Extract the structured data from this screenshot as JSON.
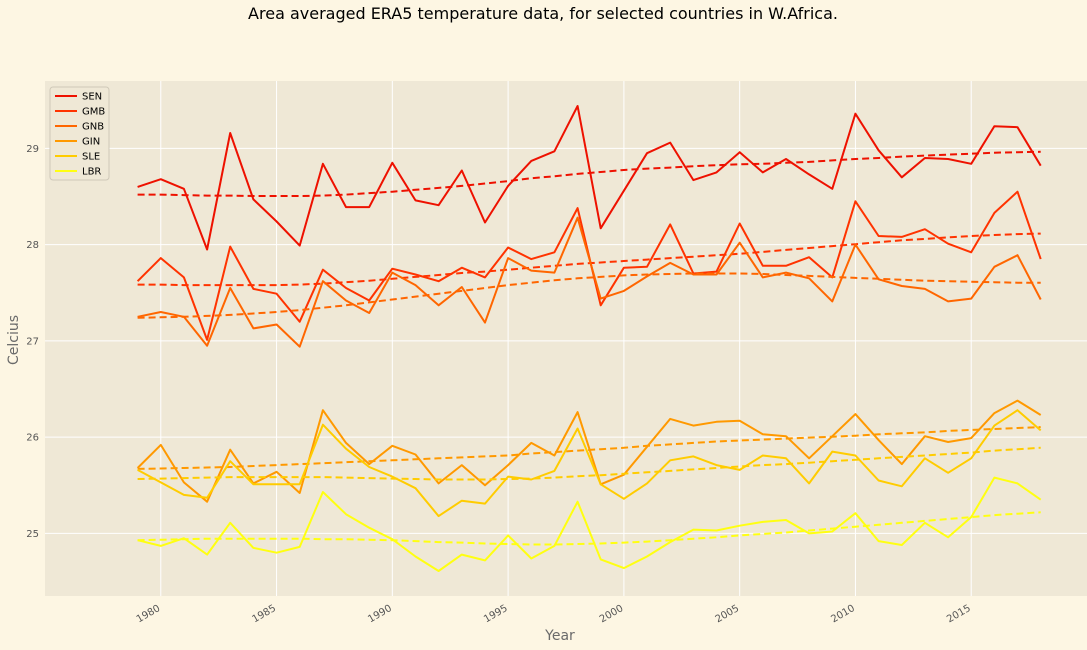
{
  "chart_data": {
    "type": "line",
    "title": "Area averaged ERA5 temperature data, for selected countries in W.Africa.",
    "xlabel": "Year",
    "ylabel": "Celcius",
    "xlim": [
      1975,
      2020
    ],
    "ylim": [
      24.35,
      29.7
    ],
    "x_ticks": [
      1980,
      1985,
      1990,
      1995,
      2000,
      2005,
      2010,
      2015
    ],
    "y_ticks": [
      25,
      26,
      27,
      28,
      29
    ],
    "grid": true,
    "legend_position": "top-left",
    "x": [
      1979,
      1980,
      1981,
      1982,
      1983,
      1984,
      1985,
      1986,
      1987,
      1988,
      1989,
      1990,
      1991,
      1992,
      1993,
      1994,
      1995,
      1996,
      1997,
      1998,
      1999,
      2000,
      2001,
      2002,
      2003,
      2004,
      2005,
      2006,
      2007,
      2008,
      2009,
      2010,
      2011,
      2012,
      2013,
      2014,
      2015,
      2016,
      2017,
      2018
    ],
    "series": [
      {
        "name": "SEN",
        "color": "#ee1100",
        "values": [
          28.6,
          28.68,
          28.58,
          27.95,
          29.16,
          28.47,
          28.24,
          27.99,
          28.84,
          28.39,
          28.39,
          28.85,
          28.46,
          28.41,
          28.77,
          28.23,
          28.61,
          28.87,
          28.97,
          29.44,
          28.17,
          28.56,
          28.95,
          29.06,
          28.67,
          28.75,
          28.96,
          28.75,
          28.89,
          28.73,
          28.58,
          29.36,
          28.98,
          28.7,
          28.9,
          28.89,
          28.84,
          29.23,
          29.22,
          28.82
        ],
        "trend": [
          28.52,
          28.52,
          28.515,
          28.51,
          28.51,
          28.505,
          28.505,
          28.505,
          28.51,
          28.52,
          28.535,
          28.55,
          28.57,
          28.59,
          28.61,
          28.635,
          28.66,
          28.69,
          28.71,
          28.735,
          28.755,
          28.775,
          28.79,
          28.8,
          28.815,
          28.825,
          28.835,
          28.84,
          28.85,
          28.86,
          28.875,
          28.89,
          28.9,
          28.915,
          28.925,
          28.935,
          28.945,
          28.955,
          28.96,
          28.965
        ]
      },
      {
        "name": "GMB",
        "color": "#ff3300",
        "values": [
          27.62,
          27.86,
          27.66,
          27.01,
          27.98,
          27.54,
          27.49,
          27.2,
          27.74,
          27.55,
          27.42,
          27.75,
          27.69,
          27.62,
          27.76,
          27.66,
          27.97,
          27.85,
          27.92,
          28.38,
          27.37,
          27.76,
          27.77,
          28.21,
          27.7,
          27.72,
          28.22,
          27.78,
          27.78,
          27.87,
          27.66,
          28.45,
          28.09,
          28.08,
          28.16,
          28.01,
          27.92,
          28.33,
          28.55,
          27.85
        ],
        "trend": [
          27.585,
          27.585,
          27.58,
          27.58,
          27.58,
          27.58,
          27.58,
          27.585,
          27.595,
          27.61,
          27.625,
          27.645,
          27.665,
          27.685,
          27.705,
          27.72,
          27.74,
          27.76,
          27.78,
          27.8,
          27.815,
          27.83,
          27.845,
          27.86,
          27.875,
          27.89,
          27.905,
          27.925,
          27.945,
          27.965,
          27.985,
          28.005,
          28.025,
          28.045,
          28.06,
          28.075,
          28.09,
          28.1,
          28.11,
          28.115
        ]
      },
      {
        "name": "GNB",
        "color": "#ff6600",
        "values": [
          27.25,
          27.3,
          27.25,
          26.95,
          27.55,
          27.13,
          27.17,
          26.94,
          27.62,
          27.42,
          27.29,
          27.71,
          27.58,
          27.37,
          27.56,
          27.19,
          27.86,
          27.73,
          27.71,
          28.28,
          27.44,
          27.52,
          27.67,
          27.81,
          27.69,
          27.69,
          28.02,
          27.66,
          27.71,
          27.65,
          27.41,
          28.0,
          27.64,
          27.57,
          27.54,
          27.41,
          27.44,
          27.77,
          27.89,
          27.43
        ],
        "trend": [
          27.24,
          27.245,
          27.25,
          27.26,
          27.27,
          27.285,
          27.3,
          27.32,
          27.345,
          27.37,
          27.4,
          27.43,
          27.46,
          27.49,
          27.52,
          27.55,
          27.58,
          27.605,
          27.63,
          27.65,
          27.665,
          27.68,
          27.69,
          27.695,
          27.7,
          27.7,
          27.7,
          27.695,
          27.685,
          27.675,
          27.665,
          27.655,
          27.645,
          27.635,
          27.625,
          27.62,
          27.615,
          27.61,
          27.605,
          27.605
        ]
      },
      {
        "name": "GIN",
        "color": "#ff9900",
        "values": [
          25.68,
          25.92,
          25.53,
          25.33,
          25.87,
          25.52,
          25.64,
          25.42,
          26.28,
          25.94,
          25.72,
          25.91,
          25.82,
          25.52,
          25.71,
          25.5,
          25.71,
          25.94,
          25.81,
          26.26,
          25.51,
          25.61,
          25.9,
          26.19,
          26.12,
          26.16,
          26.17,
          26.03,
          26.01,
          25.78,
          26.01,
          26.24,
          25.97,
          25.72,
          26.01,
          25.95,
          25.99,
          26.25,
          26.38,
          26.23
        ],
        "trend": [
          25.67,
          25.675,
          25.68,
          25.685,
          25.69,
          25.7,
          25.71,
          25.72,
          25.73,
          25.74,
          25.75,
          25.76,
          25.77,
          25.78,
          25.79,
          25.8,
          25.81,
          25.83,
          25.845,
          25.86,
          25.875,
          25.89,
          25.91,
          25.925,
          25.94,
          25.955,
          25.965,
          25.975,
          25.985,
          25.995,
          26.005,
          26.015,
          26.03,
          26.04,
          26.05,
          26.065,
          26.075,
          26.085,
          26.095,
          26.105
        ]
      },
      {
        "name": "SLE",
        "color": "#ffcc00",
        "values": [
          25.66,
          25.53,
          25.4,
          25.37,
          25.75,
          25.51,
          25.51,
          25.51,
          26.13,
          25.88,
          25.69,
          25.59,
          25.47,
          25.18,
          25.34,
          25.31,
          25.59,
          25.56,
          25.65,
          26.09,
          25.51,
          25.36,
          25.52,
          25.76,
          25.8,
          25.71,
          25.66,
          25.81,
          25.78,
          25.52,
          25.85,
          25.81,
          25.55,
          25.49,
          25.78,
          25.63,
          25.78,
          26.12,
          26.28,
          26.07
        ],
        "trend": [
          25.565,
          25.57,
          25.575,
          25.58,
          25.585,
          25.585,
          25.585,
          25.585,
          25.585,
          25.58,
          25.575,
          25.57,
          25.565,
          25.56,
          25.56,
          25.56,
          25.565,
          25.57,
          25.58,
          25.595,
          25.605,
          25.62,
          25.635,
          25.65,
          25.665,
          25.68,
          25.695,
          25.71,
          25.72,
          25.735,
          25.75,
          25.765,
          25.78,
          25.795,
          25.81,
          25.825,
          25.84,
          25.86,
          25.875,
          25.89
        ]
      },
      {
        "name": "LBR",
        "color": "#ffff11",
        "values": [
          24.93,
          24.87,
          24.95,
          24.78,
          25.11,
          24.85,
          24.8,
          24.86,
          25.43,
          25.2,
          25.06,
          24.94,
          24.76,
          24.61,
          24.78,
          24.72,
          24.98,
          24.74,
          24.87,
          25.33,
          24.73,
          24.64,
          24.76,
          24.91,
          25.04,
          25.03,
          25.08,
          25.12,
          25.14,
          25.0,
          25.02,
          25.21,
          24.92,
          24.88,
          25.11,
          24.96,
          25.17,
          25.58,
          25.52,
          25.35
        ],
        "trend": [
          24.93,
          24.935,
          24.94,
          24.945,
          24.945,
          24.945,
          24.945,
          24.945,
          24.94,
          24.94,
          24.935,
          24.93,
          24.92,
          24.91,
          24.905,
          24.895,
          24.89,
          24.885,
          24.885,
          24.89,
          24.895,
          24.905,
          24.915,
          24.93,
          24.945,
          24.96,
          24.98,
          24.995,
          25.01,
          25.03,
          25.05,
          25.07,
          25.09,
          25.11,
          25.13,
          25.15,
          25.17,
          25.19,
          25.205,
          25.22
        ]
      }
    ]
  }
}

○ ○ ○ ○

> **Aim of the exercise**
State how many lines above include the word "color", and nothing more.

> **Task result**
6